> SUPPLIED RECORDS:

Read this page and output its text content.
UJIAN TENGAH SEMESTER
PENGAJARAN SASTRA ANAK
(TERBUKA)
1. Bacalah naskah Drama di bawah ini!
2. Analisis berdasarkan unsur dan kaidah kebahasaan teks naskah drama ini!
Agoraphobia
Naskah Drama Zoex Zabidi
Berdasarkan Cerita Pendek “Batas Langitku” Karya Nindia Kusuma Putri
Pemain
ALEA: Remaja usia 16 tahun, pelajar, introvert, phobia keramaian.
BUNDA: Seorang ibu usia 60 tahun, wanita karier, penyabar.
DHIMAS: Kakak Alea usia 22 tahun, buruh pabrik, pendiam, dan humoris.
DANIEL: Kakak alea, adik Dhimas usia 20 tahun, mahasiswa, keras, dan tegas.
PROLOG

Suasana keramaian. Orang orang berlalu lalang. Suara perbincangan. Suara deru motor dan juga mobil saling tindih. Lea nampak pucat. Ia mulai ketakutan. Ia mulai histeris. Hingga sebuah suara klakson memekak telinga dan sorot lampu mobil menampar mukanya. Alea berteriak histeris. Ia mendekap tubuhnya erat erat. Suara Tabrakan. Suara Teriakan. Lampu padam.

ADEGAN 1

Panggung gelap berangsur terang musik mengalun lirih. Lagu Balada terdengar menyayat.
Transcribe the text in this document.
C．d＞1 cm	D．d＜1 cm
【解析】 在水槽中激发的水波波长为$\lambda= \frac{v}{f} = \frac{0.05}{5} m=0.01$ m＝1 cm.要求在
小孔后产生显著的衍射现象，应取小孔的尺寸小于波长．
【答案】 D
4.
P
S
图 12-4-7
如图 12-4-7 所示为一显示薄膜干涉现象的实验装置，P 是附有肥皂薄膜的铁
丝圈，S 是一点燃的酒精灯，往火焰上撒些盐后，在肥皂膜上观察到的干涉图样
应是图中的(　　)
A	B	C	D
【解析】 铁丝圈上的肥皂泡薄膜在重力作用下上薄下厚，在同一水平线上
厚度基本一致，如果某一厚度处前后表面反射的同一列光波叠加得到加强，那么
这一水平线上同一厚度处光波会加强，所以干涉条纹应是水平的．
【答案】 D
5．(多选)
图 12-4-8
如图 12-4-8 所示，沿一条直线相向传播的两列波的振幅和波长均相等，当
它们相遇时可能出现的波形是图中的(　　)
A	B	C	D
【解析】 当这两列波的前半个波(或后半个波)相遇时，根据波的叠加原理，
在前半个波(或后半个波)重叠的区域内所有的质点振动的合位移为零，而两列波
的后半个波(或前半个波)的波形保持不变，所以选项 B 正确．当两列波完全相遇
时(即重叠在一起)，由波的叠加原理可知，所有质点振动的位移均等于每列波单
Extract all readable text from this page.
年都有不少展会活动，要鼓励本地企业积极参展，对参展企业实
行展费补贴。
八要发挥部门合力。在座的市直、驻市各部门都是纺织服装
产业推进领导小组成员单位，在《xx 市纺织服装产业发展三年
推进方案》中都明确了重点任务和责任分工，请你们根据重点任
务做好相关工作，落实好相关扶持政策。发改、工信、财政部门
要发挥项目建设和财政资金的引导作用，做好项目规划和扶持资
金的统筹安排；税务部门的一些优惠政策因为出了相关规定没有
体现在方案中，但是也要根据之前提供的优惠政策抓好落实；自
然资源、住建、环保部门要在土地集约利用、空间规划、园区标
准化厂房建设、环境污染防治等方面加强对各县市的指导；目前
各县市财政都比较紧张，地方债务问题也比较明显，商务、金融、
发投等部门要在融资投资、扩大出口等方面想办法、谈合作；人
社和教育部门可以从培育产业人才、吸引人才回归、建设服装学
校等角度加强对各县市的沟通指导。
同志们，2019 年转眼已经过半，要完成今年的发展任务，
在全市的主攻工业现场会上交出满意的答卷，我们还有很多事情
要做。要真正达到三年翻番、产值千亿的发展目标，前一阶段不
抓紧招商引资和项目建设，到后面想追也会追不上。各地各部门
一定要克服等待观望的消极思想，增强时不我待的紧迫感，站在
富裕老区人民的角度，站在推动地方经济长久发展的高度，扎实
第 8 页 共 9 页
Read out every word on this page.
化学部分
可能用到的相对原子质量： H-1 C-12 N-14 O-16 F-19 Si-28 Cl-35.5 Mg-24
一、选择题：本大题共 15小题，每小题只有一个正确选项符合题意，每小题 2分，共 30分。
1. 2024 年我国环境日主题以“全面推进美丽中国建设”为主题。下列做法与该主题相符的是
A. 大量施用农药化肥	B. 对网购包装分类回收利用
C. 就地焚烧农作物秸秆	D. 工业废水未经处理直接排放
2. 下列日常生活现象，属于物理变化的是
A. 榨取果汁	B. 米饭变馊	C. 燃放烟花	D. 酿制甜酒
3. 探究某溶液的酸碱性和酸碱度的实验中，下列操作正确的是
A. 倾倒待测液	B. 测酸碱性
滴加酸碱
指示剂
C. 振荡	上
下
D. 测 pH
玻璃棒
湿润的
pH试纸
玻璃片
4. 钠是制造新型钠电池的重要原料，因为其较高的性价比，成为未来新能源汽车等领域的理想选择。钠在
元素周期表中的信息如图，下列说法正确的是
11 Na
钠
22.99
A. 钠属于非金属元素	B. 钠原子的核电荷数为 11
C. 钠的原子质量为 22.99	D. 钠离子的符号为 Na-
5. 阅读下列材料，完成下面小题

> WHAT YOU HAVE TO DO: Every entry in the listing must be retyped exactly.

> RESPONSE:
Read this page and output its text content.
UJIAN TENGAH SEMESTER
PENGAJARAN SASTRA ANAK
(TERBUKA)
1. Bacalah naskah Drama di bawah ini!
2. Analisis berdasarkan unsur dan kaidah kebahasaan teks naskah drama ini!
Agoraphobia
Naskah Drama Zoex Zabidi
Berdasarkan Cerita Pendek “Batas Langitku” Karya Nindia Kusuma Putri
Pemain
ALEA: Remaja usia 16 tahun, pelajar, introvert, phobia keramaian.
BUNDA: Seorang ibu usia 60 tahun, wanita karier, penyabar.
DHIMAS: Kakak Alea usia 22 tahun, buruh pabrik, pendiam, dan humoris.
DANIEL: Kakak alea, adik Dhimas usia 20 tahun, mahasiswa, keras, dan tegas.
PROLOG

Suasana keramaian. Orang orang berlalu lalang. Suara perbincangan. Suara deru motor dan juga mobil saling tindih. Lea nampak pucat. Ia mulai ketakutan. Ia mulai histeris. Hingga sebuah suara klakson memekak telinga dan sorot lampu mobil menampar mukanya. Alea berteriak histeris. Ia mendekap tubuhnya erat erat. Suara Tabrakan. Suara Teriakan. Lampu padam.

ADEGAN 1

Panggung gelap berangsur terang musik mengalun lirih. Lagu Balada terdengar menyayat.
Transcribe the text in this document.
C．d＞1 cm	D．d＜1 cm
【解析】 在水槽中激发的水波波长为$\lambda= \frac{v}{f} = \frac{0.05}{5} m=0.01$ m＝1 cm.要求在
小孔后产生显著的衍射现象，应取小孔的尺寸小于波长．
【答案】 D
4.
P
S
图 12-4-7
如图 12-4-7 所示为一显示薄膜干涉现象的实验装置，P 是附有肥皂薄膜的铁
丝圈，S 是一点燃的酒精灯，往火焰上撒些盐后，在肥皂膜上观察到的干涉图样
应是图中的(　　)
A	B	C	D
【解析】 铁丝圈上的肥皂泡薄膜在重力作用下上薄下厚，在同一水平线上
厚度基本一致，如果某一厚度处前后表面反射的同一列光波叠加得到加强，那么
这一水平线上同一厚度处光波会加强，所以干涉条纹应是水平的．
【答案】 D
5．(多选)
图 12-4-8
如图 12-4-8 所示，沿一条直线相向传播的两列波的振幅和波长均相等，当
它们相遇时可能出现的波形是图中的(　　)
A	B	C	D
【解析】 当这两列波的前半个波(或后半个波)相遇时，根据波的叠加原理，
在前半个波(或后半个波)重叠的区域内所有的质点振动的合位移为零，而两列波
的后半个波(或前半个波)的波形保持不变，所以选项 B 正确．当两列波完全相遇
时(即重叠在一起)，由波的叠加原理可知，所有质点振动的位移均等于每列波单
Extract all readable text from this page.
年都有不少展会活动，要鼓励本地企业积极参展，对参展企业实
行展费补贴。
八要发挥部门合力。在座的市直、驻市各部门都是纺织服装
产业推进领导小组成员单位，在《xx 市纺织服装产业发展三年
推进方案》中都明确了重点任务和责任分工，请你们根据重点任
务做好相关工作，落实好相关扶持政策。发改、工信、财政部门
要发挥项目建设和财政资金的引导作用，做好项目规划和扶持资
金的统筹安排；税务部门的一些优惠政策因为出了相关规定没有
体现在方案中，但是也要根据之前提供的优惠政策抓好落实；自
然资源、住建、环保部门要在土地集约利用、空间规划、园区标
准化厂房建设、环境污染防治等方面加强对各县市的指导；目前
各县市财政都比较紧张，地方债务问题也比较明显，商务、金融、
发投等部门要在融资投资、扩大出口等方面想办法、谈合作；人
社和教育部门可以从培育产业人才、吸引人才回归、建设服装学
校等角度加强对各县市的沟通指导。
同志们，2019 年转眼已经过半，要完成今年的发展任务，
在全市的主攻工业现场会上交出满意的答卷，我们还有很多事情
要做。要真正达到三年翻番、产值千亿的发展目标，前一阶段不
抓紧招商引资和项目建设，到后面想追也会追不上。各地各部门
一定要克服等待观望的消极思想，增强时不我待的紧迫感，站在
富裕老区人民的角度，站在推动地方经济长久发展的高度，扎实
第 8 页 共 9 页
Read out every word on this page.
化学部分
可能用到的相对原子质量： H-1 C-12 N-14 O-16 F-19 Si-28 Cl-35.5 Mg-24
一、选择题：本大题共 15小题，每小题只有一个正确选项符合题意，每小题 2分，共 30分。
1. 2024 年我国环境日主题以“全面推进美丽中国建设”为主题。下列做法与该主题相符的是
A. 大量施用农药化肥	B. 对网购包装分类回收利用
C. 就地焚烧农作物秸秆	D. 工业废水未经处理直接排放
2. 下列日常生活现象，属于物理变化的是
A. 榨取果汁	B. 米饭变馊	C. 燃放烟花	D. 酿制甜酒
3. 探究某溶液的酸碱性和酸碱度的实验中，下列操作正确的是
A. 倾倒待测液	B. 测酸碱性
滴加酸碱
指示剂
C. 振荡	上
下
D. 测 pH
玻璃棒
湿润的
pH试纸
玻璃片
4. 钠是制造新型钠电池的重要原料，因为其较高的性价比，成为未来新能源汽车等领域的理想选择。钠在
元素周期表中的信息如图，下列说法正确的是
11 Na
钠
22.99
A. 钠属于非金属元素	B. 钠原子的核电荷数为 11
C. 钠的原子质量为 22.99	D. 钠离子的符号为 Na-
5. 阅读下列材料，完成下面小题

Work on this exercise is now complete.